*** Data for the task ***

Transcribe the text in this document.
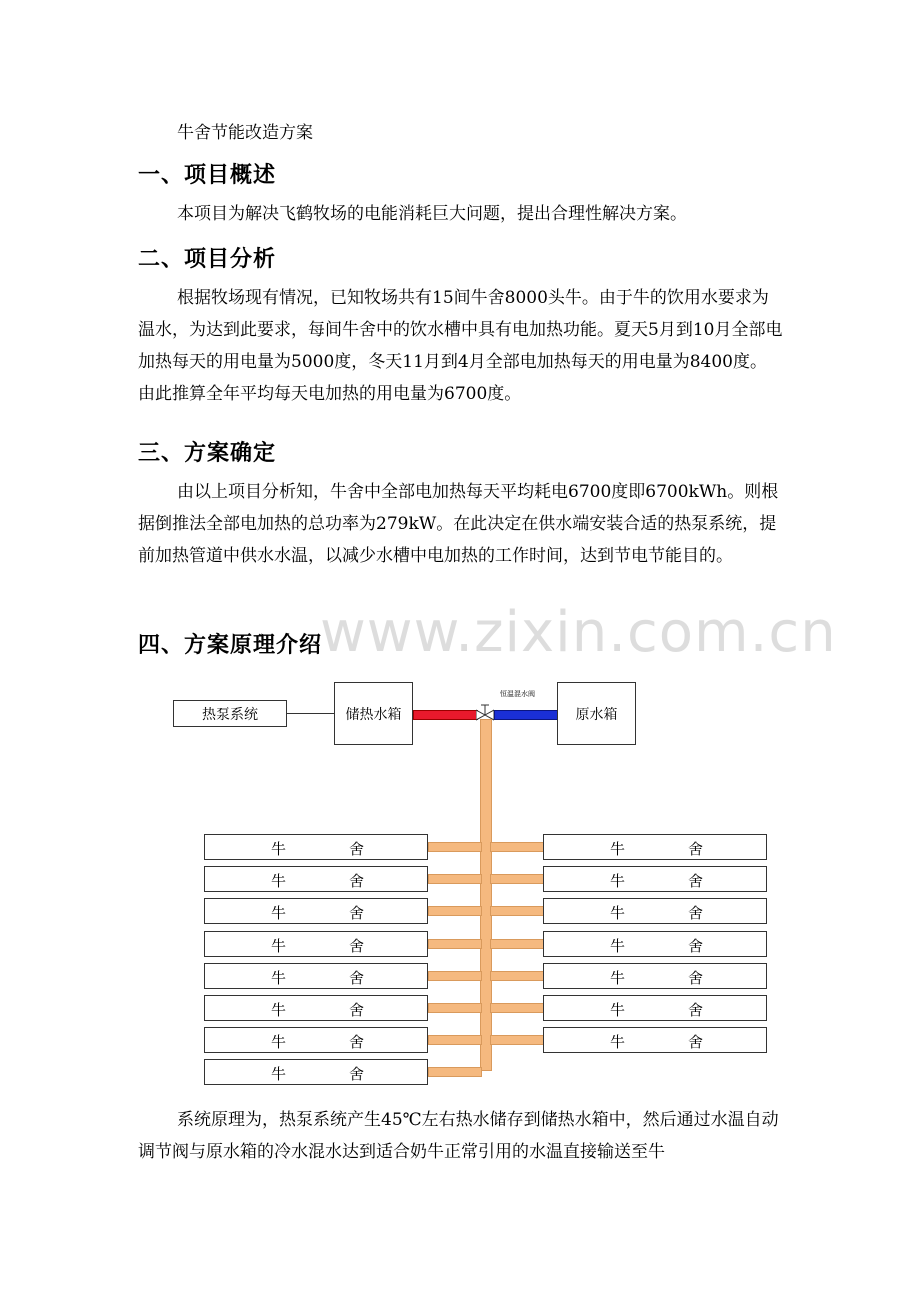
牛舍节能改造方案

一、项目概述

本项目为解决飞鹤牧场的电能消耗巨大问题，提出合理性解决方案。

二、项目分析

根据牧场现有情况，已知牧场共有15间牛舍8000头牛。由于牛的饮用水要求为温水，为达到此要求，每间牛舍中的饮水槽中具有电加热功能。夏天5月到10月全部电加热每天的用电量为5000度，冬天11月到4月全部电加热每天的用电量为8400度。由此推算全年平均每天电加热的用电量为6700度。

三、方案确定

由以上项目分析知，牛舍中全部电加热每天平均耗电6700度即6700kWh。则根据倒推法全部电加热的总功率为279kW。在此决定在供水端安装合适的热泵系统，提前加热管道中供水水温，以减少水槽中电加热的工作时间，达到节电节能目的。

www.zixin.com.cn
四、方案原理介绍
热泵系统	储热水箱
恒温混水阀
原水箱
牛	舍
牛	舍
牛	舍
牛	舍
牛	舍
牛	舍
牛	舍
牛	舍
牛	舍
牛	舍
牛	舍
牛	舍
牛	舍
牛	舍
牛	舍

系统原理为，热泵系统产生45℃左右热水储存到储热水箱中，然后通过水温自动调节阀与原水箱的冷水混水达到适合奶牛正常引用的水温直接输送至牛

***

Work instructions: Return every line of the records exactly as given, pictures excluded.

Finished task:
Transcribe the text in this document.
牛舍节能改造方案

一、项目概述

本项目为解决飞鹤牧场的电能消耗巨大问题，提出合理性解决方案。

二、项目分析

根据牧场现有情况，已知牧场共有15间牛舍8000头牛。由于牛的饮用水要求为温水，为达到此要求，每间牛舍中的饮水槽中具有电加热功能。夏天5月到10月全部电加热每天的用电量为5000度，冬天11月到4月全部电加热每天的用电量为8400度。由此推算全年平均每天电加热的用电量为6700度。

三、方案确定

由以上项目分析知，牛舍中全部电加热每天平均耗电6700度即6700kWh。则根据倒推法全部电加热的总功率为279kW。在此决定在供水端安装合适的热泵系统，提前加热管道中供水水温，以减少水槽中电加热的工作时间，达到节电节能目的。

www.zixin.com.cn
四、方案原理介绍
热泵系统	储热水箱
恒温混水阀
原水箱
牛	舍
牛	舍
牛	舍
牛	舍
牛	舍
牛	舍
牛	舍
牛	舍
牛	舍
牛	舍
牛	舍
牛	舍
牛	舍
牛	舍
牛	舍

系统原理为，热泵系统产生45℃左右热水储存到储热水箱中，然后通过水温自动调节阀与原水箱的冷水混水达到适合奶牛正常引用的水温直接输送至牛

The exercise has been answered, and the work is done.